__WHAT THE TASK REQUIRES__. Write out every line of the material as it stands, apart from the pictures.

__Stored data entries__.
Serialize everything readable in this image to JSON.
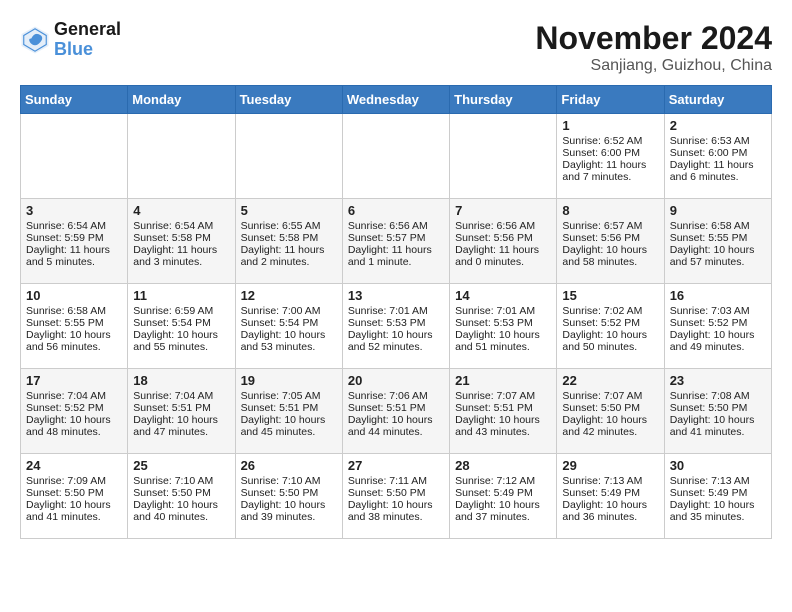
{
  "header": {
    "logo_line1": "General",
    "logo_line2": "Blue",
    "month_title": "November 2024",
    "location": "Sanjiang, Guizhou, China"
  },
  "weekdays": [
    "Sunday",
    "Monday",
    "Tuesday",
    "Wednesday",
    "Thursday",
    "Friday",
    "Saturday"
  ],
  "weeks": [
    [
      {
        "day": "",
        "info": ""
      },
      {
        "day": "",
        "info": ""
      },
      {
        "day": "",
        "info": ""
      },
      {
        "day": "",
        "info": ""
      },
      {
        "day": "",
        "info": ""
      },
      {
        "day": "1",
        "info": "Sunrise: 6:52 AM\nSunset: 6:00 PM\nDaylight: 11 hours and 7 minutes."
      },
      {
        "day": "2",
        "info": "Sunrise: 6:53 AM\nSunset: 6:00 PM\nDaylight: 11 hours and 6 minutes."
      }
    ],
    [
      {
        "day": "3",
        "info": "Sunrise: 6:54 AM\nSunset: 5:59 PM\nDaylight: 11 hours and 5 minutes."
      },
      {
        "day": "4",
        "info": "Sunrise: 6:54 AM\nSunset: 5:58 PM\nDaylight: 11 hours and 3 minutes."
      },
      {
        "day": "5",
        "info": "Sunrise: 6:55 AM\nSunset: 5:58 PM\nDaylight: 11 hours and 2 minutes."
      },
      {
        "day": "6",
        "info": "Sunrise: 6:56 AM\nSunset: 5:57 PM\nDaylight: 11 hours and 1 minute."
      },
      {
        "day": "7",
        "info": "Sunrise: 6:56 AM\nSunset: 5:56 PM\nDaylight: 11 hours and 0 minutes."
      },
      {
        "day": "8",
        "info": "Sunrise: 6:57 AM\nSunset: 5:56 PM\nDaylight: 10 hours and 58 minutes."
      },
      {
        "day": "9",
        "info": "Sunrise: 6:58 AM\nSunset: 5:55 PM\nDaylight: 10 hours and 57 minutes."
      }
    ],
    [
      {
        "day": "10",
        "info": "Sunrise: 6:58 AM\nSunset: 5:55 PM\nDaylight: 10 hours and 56 minutes."
      },
      {
        "day": "11",
        "info": "Sunrise: 6:59 AM\nSunset: 5:54 PM\nDaylight: 10 hours and 55 minutes."
      },
      {
        "day": "12",
        "info": "Sunrise: 7:00 AM\nSunset: 5:54 PM\nDaylight: 10 hours and 53 minutes."
      },
      {
        "day": "13",
        "info": "Sunrise: 7:01 AM\nSunset: 5:53 PM\nDaylight: 10 hours and 52 minutes."
      },
      {
        "day": "14",
        "info": "Sunrise: 7:01 AM\nSunset: 5:53 PM\nDaylight: 10 hours and 51 minutes."
      },
      {
        "day": "15",
        "info": "Sunrise: 7:02 AM\nSunset: 5:52 PM\nDaylight: 10 hours and 50 minutes."
      },
      {
        "day": "16",
        "info": "Sunrise: 7:03 AM\nSunset: 5:52 PM\nDaylight: 10 hours and 49 minutes."
      }
    ],
    [
      {
        "day": "17",
        "info": "Sunrise: 7:04 AM\nSunset: 5:52 PM\nDaylight: 10 hours and 48 minutes."
      },
      {
        "day": "18",
        "info": "Sunrise: 7:04 AM\nSunset: 5:51 PM\nDaylight: 10 hours and 47 minutes."
      },
      {
        "day": "19",
        "info": "Sunrise: 7:05 AM\nSunset: 5:51 PM\nDaylight: 10 hours and 45 minutes."
      },
      {
        "day": "20",
        "info": "Sunrise: 7:06 AM\nSunset: 5:51 PM\nDaylight: 10 hours and 44 minutes."
      },
      {
        "day": "21",
        "info": "Sunrise: 7:07 AM\nSunset: 5:51 PM\nDaylight: 10 hours and 43 minutes."
      },
      {
        "day": "22",
        "info": "Sunrise: 7:07 AM\nSunset: 5:50 PM\nDaylight: 10 hours and 42 minutes."
      },
      {
        "day": "23",
        "info": "Sunrise: 7:08 AM\nSunset: 5:50 PM\nDaylight: 10 hours and 41 minutes."
      }
    ],
    [
      {
        "day": "24",
        "info": "Sunrise: 7:09 AM\nSunset: 5:50 PM\nDaylight: 10 hours and 41 minutes."
      },
      {
        "day": "25",
        "info": "Sunrise: 7:10 AM\nSunset: 5:50 PM\nDaylight: 10 hours and 40 minutes."
      },
      {
        "day": "26",
        "info": "Sunrise: 7:10 AM\nSunset: 5:50 PM\nDaylight: 10 hours and 39 minutes."
      },
      {
        "day": "27",
        "info": "Sunrise: 7:11 AM\nSunset: 5:50 PM\nDaylight: 10 hours and 38 minutes."
      },
      {
        "day": "28",
        "info": "Sunrise: 7:12 AM\nSunset: 5:49 PM\nDaylight: 10 hours and 37 minutes."
      },
      {
        "day": "29",
        "info": "Sunrise: 7:13 AM\nSunset: 5:49 PM\nDaylight: 10 hours and 36 minutes."
      },
      {
        "day": "30",
        "info": "Sunrise: 7:13 AM\nSunset: 5:49 PM\nDaylight: 10 hours and 35 minutes."
      }
    ]
  ]
}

__RESULT FOR THIS TASK__.
Serialize everything readable in this image to JSON.
{
  "header": {
    "logo_line1": "General",
    "logo_line2": "Blue",
    "month_title": "November 2024",
    "location": "Sanjiang, Guizhou, China"
  },
  "weekdays": [
    "Sunday",
    "Monday",
    "Tuesday",
    "Wednesday",
    "Thursday",
    "Friday",
    "Saturday"
  ],
  "weeks": [
    [
      {
        "day": "",
        "info": ""
      },
      {
        "day": "",
        "info": ""
      },
      {
        "day": "",
        "info": ""
      },
      {
        "day": "",
        "info": ""
      },
      {
        "day": "",
        "info": ""
      },
      {
        "day": "1",
        "info": "Sunrise: 6:52 AM\nSunset: 6:00 PM\nDaylight: 11 hours and 7 minutes."
      },
      {
        "day": "2",
        "info": "Sunrise: 6:53 AM\nSunset: 6:00 PM\nDaylight: 11 hours and 6 minutes."
      }
    ],
    [
      {
        "day": "3",
        "info": "Sunrise: 6:54 AM\nSunset: 5:59 PM\nDaylight: 11 hours and 5 minutes."
      },
      {
        "day": "4",
        "info": "Sunrise: 6:54 AM\nSunset: 5:58 PM\nDaylight: 11 hours and 3 minutes."
      },
      {
        "day": "5",
        "info": "Sunrise: 6:55 AM\nSunset: 5:58 PM\nDaylight: 11 hours and 2 minutes."
      },
      {
        "day": "6",
        "info": "Sunrise: 6:56 AM\nSunset: 5:57 PM\nDaylight: 11 hours and 1 minute."
      },
      {
        "day": "7",
        "info": "Sunrise: 6:56 AM\nSunset: 5:56 PM\nDaylight: 11 hours and 0 minutes."
      },
      {
        "day": "8",
        "info": "Sunrise: 6:57 AM\nSunset: 5:56 PM\nDaylight: 10 hours and 58 minutes."
      },
      {
        "day": "9",
        "info": "Sunrise: 6:58 AM\nSunset: 5:55 PM\nDaylight: 10 hours and 57 minutes."
      }
    ],
    [
      {
        "day": "10",
        "info": "Sunrise: 6:58 AM\nSunset: 5:55 PM\nDaylight: 10 hours and 56 minutes."
      },
      {
        "day": "11",
        "info": "Sunrise: 6:59 AM\nSunset: 5:54 PM\nDaylight: 10 hours and 55 minutes."
      },
      {
        "day": "12",
        "info": "Sunrise: 7:00 AM\nSunset: 5:54 PM\nDaylight: 10 hours and 53 minutes."
      },
      {
        "day": "13",
        "info": "Sunrise: 7:01 AM\nSunset: 5:53 PM\nDaylight: 10 hours and 52 minutes."
      },
      {
        "day": "14",
        "info": "Sunrise: 7:01 AM\nSunset: 5:53 PM\nDaylight: 10 hours and 51 minutes."
      },
      {
        "day": "15",
        "info": "Sunrise: 7:02 AM\nSunset: 5:52 PM\nDaylight: 10 hours and 50 minutes."
      },
      {
        "day": "16",
        "info": "Sunrise: 7:03 AM\nSunset: 5:52 PM\nDaylight: 10 hours and 49 minutes."
      }
    ],
    [
      {
        "day": "17",
        "info": "Sunrise: 7:04 AM\nSunset: 5:52 PM\nDaylight: 10 hours and 48 minutes."
      },
      {
        "day": "18",
        "info": "Sunrise: 7:04 AM\nSunset: 5:51 PM\nDaylight: 10 hours and 47 minutes."
      },
      {
        "day": "19",
        "info": "Sunrise: 7:05 AM\nSunset: 5:51 PM\nDaylight: 10 hours and 45 minutes."
      },
      {
        "day": "20",
        "info": "Sunrise: 7:06 AM\nSunset: 5:51 PM\nDaylight: 10 hours and 44 minutes."
      },
      {
        "day": "21",
        "info": "Sunrise: 7:07 AM\nSunset: 5:51 PM\nDaylight: 10 hours and 43 minutes."
      },
      {
        "day": "22",
        "info": "Sunrise: 7:07 AM\nSunset: 5:50 PM\nDaylight: 10 hours and 42 minutes."
      },
      {
        "day": "23",
        "info": "Sunrise: 7:08 AM\nSunset: 5:50 PM\nDaylight: 10 hours and 41 minutes."
      }
    ],
    [
      {
        "day": "24",
        "info": "Sunrise: 7:09 AM\nSunset: 5:50 PM\nDaylight: 10 hours and 41 minutes."
      },
      {
        "day": "25",
        "info": "Sunrise: 7:10 AM\nSunset: 5:50 PM\nDaylight: 10 hours and 40 minutes."
      },
      {
        "day": "26",
        "info": "Sunrise: 7:10 AM\nSunset: 5:50 PM\nDaylight: 10 hours and 39 minutes."
      },
      {
        "day": "27",
        "info": "Sunrise: 7:11 AM\nSunset: 5:50 PM\nDaylight: 10 hours and 38 minutes."
      },
      {
        "day": "28",
        "info": "Sunrise: 7:12 AM\nSunset: 5:49 PM\nDaylight: 10 hours and 37 minutes."
      },
      {
        "day": "29",
        "info": "Sunrise: 7:13 AM\nSunset: 5:49 PM\nDaylight: 10 hours and 36 minutes."
      },
      {
        "day": "30",
        "info": "Sunrise: 7:13 AM\nSunset: 5:49 PM\nDaylight: 10 hours and 35 minutes."
      }
    ]
  ]
}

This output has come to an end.